INPUT RECORDS

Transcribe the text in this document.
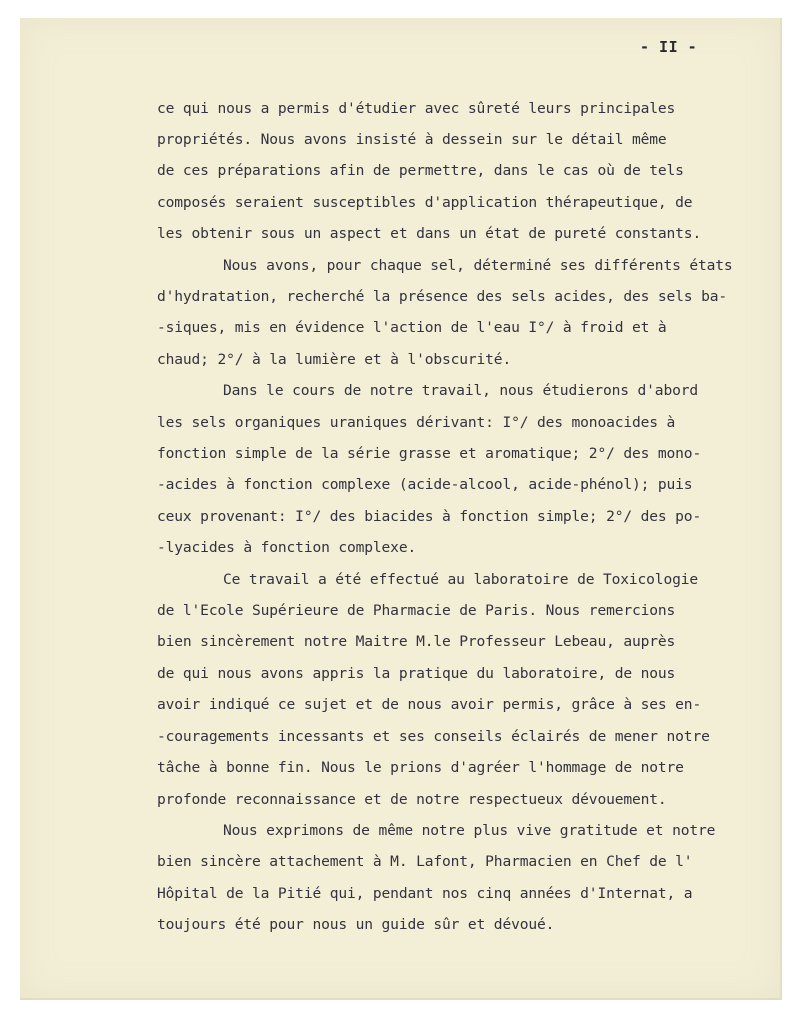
- II -
ce qui nous a permis d'étudier avec sûreté leurs principales
propriétés. Nous avons insisté à dessein sur le détail même
de ces préparations afin de permettre, dans le cas où de tels
composés seraient susceptibles d'application thérapeutique, de
les obtenir sous un aspect et dans un état de pureté constants.
Nous avons, pour chaque sel, déterminé ses différents états
d'hydratation, recherché la présence des sels acides, des sels ba-
-siques, mis en évidence l'action de l'eau I°/ à froid et à
chaud; 2°/ à la lumière et à l'obscurité.
Dans le cours de notre travail, nous étudierons d'abord
les sels organiques uraniques dérivant: I°/ des monoacides à
fonction simple de la série grasse et aromatique; 2°/ des mono-
-acides à fonction complexe (acide-alcool, acide-phénol); puis
ceux provenant: I°/ des biacides à fonction simple; 2°/ des po-
-lyacides à fonction complexe.
Ce travail a été effectué au laboratoire de Toxicologie
de l'Ecole Supérieure de Pharmacie de Paris. Nous remercions
bien sincèrement notre Maitre M.le Professeur Lebeau, auprès
de qui nous avons appris la pratique du laboratoire, de nous
avoir indiqué ce sujet et de nous avoir permis, grâce à ses en-
-couragements incessants et ses conseils éclairés de mener notre
tâche à bonne fin. Nous le prions d'agréer l'hommage de notre
profonde reconnaissance et de notre respectueux dévouement.
Nous exprimons de même notre plus vive gratitude et notre
bien sincère attachement à M. Lafont, Pharmacien en Chef de l'
Hôpital de la Pitié qui, pendant nos cinq années d'Internat, a
toujours été pour nous un guide sûr et dévoué.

EXERCISE DIRECTIONS
Restate the entire listing word for word, excluding pictures.

CORRECT RESULT
Transcribe the text in this document.
- II -
ce qui nous a permis d'étudier avec sûreté leurs principales
propriétés. Nous avons insisté à dessein sur le détail même
de ces préparations afin de permettre, dans le cas où de tels
composés seraient susceptibles d'application thérapeutique, de
les obtenir sous un aspect et dans un état de pureté constants.
Nous avons, pour chaque sel, déterminé ses différents états
d'hydratation, recherché la présence des sels acides, des sels ba-
-siques, mis en évidence l'action de l'eau I°/ à froid et à
chaud; 2°/ à la lumière et à l'obscurité.
Dans le cours de notre travail, nous étudierons d'abord
les sels organiques uraniques dérivant: I°/ des monoacides à
fonction simple de la série grasse et aromatique; 2°/ des mono-
-acides à fonction complexe (acide-alcool, acide-phénol); puis
ceux provenant: I°/ des biacides à fonction simple; 2°/ des po-
-lyacides à fonction complexe.
Ce travail a été effectué au laboratoire de Toxicologie
de l'Ecole Supérieure de Pharmacie de Paris. Nous remercions
bien sincèrement notre Maitre M.le Professeur Lebeau, auprès
de qui nous avons appris la pratique du laboratoire, de nous
avoir indiqué ce sujet et de nous avoir permis, grâce à ses en-
-couragements incessants et ses conseils éclairés de mener notre
tâche à bonne fin. Nous le prions d'agréer l'hommage de notre
profonde reconnaissance et de notre respectueux dévouement.
Nous exprimons de même notre plus vive gratitude et notre
bien sincère attachement à M. Lafont, Pharmacien en Chef de l'
Hôpital de la Pitié qui, pendant nos cinq années d'Internat, a
toujours été pour nous un guide sûr et dévoué.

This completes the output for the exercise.